Word for word, print each line of the listing below; pictures stay out.
━━━━━ Data rows
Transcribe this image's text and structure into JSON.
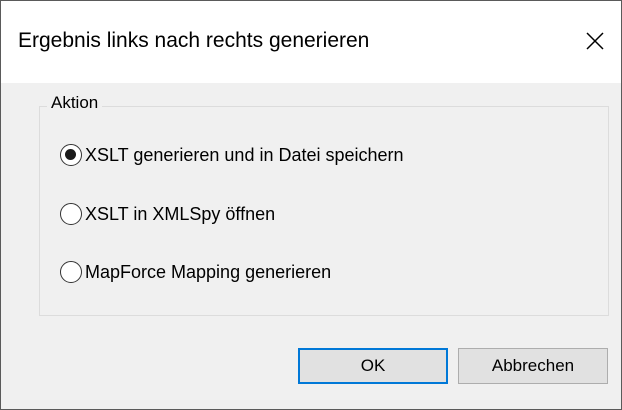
{
  "window": {
    "title": "Ergebnis links nach rechts generieren",
    "close_icon": "close-icon"
  },
  "group": {
    "label": "Aktion",
    "options": [
      {
        "label": "XSLT generieren und in Datei speichern",
        "selected": true
      },
      {
        "label": "XSLT in XMLSpy öffnen",
        "selected": false
      },
      {
        "label": "MapForce Mapping generieren",
        "selected": false
      }
    ]
  },
  "buttons": {
    "ok_label": "OK",
    "cancel_label": "Abbrechen"
  },
  "colors": {
    "default_button_border": "#0078d7",
    "dialog_background": "#f0f0f0",
    "title_background": "#ffffff"
  }
}
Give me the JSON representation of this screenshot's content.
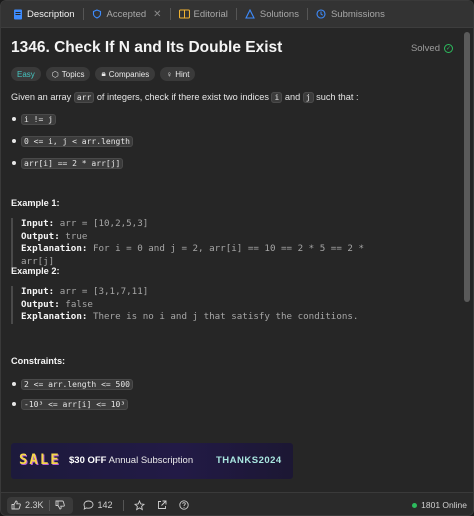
{
  "tabs": [
    {
      "label": "Description",
      "icon": "description-icon"
    },
    {
      "label": "Accepted",
      "icon": "accepted-icon"
    },
    {
      "label": "Editorial",
      "icon": "editorial-icon"
    },
    {
      "label": "Solutions",
      "icon": "solutions-icon"
    },
    {
      "label": "Submissions",
      "icon": "submissions-icon"
    }
  ],
  "problem": {
    "title": "1346. Check If N and Its Double Exist",
    "status": "Solved",
    "tags": [
      "Easy",
      "Topics",
      "Companies",
      "Hint"
    ],
    "intro_before": "Given an array ",
    "intro_code1": "arr",
    "intro_mid": " of integers, check if there exist two indices ",
    "intro_code2": "i",
    "intro_and": " and ",
    "intro_code3": "j",
    "intro_after": " such that :",
    "conditions": [
      "i != j",
      "0 <= i, j < arr.length",
      "arr[i] == 2 * arr[j]"
    ]
  },
  "examples": [
    {
      "heading": "Example 1:",
      "input_label": "Input:",
      "input": "arr = [10,2,5,3]",
      "output_label": "Output:",
      "output": "true",
      "explanation_label": "Explanation:",
      "explanation": "For i = 0 and j = 2, arr[i] == 10 == 2 * 5 == 2 * arr[j]"
    },
    {
      "heading": "Example 2:",
      "input_label": "Input:",
      "input": "arr = [3,1,7,11]",
      "output_label": "Output:",
      "output": "false",
      "explanation_label": "Explanation:",
      "explanation": "There is no i and j that satisfy the conditions."
    }
  ],
  "constraints": {
    "heading": "Constraints:",
    "items": [
      "2 <= arr.length <= 500",
      "-10³ <= arr[i] <= 10³"
    ]
  },
  "banner": {
    "sale": "SALE",
    "offer_bold": "$30 OFF",
    "offer_rest": " Annual Subscription",
    "code": "THANKS2024"
  },
  "footer": {
    "likes": "2.3K",
    "comments": "142",
    "online": "1801 Online"
  },
  "colors": {
    "accent_green": "#2cbb5d",
    "easy": "#46c6c2",
    "sale_yellow": "#f7d74a"
  }
}
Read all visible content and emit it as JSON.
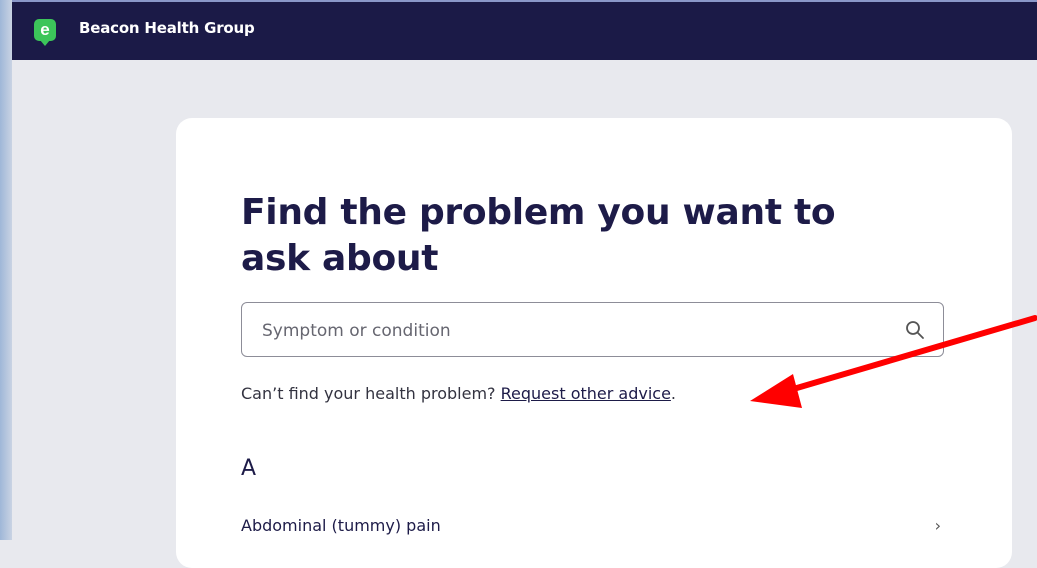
━━━━━━━━━━
__Finished task__
Transcribe this image's text and structure into JSON.
{
  "window": {
    "title": "Ergebnis links nach rechts generieren",
    "close_icon": "close-icon"
  },
  "group": {
    "label": "Aktion",
    "options": [
      {
        "label": "XSLT generieren und in Datei speichern",
        "selected": true
      },
      {
        "label": "XSLT in XMLSpy öffnen",
        "selected": false
      },
      {
        "label": "MapForce Mapping generieren",
        "selected": false
      }
    ]
  },
  "buttons": {
    "ok_label": "OK",
    "cancel_label": "Abbrechen"
  },
  "colors": {
    "default_button_border": "#0078d7",
    "dialog_background": "#f0f0f0",
    "title_background": "#ffffff"
  }
}
Give me the JSON representation of this screenshot's content.
{
  "tabs": [
    {
      "label": "Description",
      "icon": "description-icon"
    },
    {
      "label": "Accepted",
      "icon": "accepted-icon"
    },
    {
      "label": "Editorial",
      "icon": "editorial-icon"
    },
    {
      "label": "Solutions",
      "icon": "solutions-icon"
    },
    {
      "label": "Submissions",
      "icon": "submissions-icon"
    }
  ],
  "problem": {
    "title": "1346. Check If N and Its Double Exist",
    "status": "Solved",
    "tags": [
      "Easy",
      "Topics",
      "Companies",
      "Hint"
    ],
    "intro_before": "Given an array ",
    "intro_code1": "arr",
    "intro_mid": " of integers, check if there exist two indices ",
    "intro_code2": "i",
    "intro_and": " and ",
    "intro_code3": "j",
    "intro_after": " such that :",
    "conditions": [
      "i != j",
      "0 <= i, j < arr.length",
      "arr[i] == 2 * arr[j]"
    ]
  },
  "examples": [
    {
      "heading": "Example 1:",
      "input_label": "Input:",
      "input": "arr = [10,2,5,3]",
      "output_label": "Output:",
      "output": "true",
      "explanation_label": "Explanation:",
      "explanation": "For i = 0 and j = 2, arr[i] == 10 == 2 * 5 == 2 * arr[j]"
    },
    {
      "heading": "Example 2:",
      "input_label": "Input:",
      "input": "arr = [3,1,7,11]",
      "output_label": "Output:",
      "output": "false",
      "explanation_label": "Explanation:",
      "explanation": "There is no i and j that satisfy the conditions."
    }
  ],
  "constraints": {
    "heading": "Constraints:",
    "items": [
      "2 <= arr.length <= 500",
      "-10³ <= arr[i] <= 10³"
    ]
  },
  "banner": {
    "sale": "SALE",
    "offer_bold": "$30 OFF",
    "offer_rest": " Annual Subscription",
    "code": "THANKS2024"
  },
  "footer": {
    "likes": "2.3K",
    "comments": "142",
    "online": "1801 Online"
  },
  "colors": {
    "accent_green": "#2cbb5d",
    "easy": "#46c6c2",
    "sale_yellow": "#f7d74a"
  }
}
Read all visible content and emit it as JSON.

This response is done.